+++ MATERIAL FOR THIS EXERCISE +++

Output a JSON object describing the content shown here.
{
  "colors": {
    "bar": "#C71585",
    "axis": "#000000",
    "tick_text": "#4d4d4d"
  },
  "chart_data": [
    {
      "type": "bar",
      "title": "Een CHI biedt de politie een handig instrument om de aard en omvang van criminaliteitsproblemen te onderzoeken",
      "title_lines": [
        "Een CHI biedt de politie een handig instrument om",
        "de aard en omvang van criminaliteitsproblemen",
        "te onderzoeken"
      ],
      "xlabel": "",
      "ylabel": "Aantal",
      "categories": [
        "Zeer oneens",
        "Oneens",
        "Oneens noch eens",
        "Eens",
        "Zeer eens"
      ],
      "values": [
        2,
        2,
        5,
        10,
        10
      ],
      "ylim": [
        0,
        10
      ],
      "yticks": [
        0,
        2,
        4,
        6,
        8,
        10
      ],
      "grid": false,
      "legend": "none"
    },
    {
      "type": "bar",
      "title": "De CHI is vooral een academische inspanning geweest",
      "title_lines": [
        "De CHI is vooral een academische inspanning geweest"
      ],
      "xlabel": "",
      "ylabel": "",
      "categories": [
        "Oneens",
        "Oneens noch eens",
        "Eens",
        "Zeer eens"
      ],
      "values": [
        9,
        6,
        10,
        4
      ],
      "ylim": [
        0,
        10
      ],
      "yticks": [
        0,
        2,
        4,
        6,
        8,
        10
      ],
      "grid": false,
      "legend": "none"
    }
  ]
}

+++

[STATED EXERCISE] Scan the listing above and identify each line holding the string "onderzoeken"; copy every such line.

[RESULT OF THIS TASK]
      "title": "Een CHI biedt de politie een handig instrument om de aard en omvang van criminaliteitsproblemen te onderzoeken",
        "te onderzoeken"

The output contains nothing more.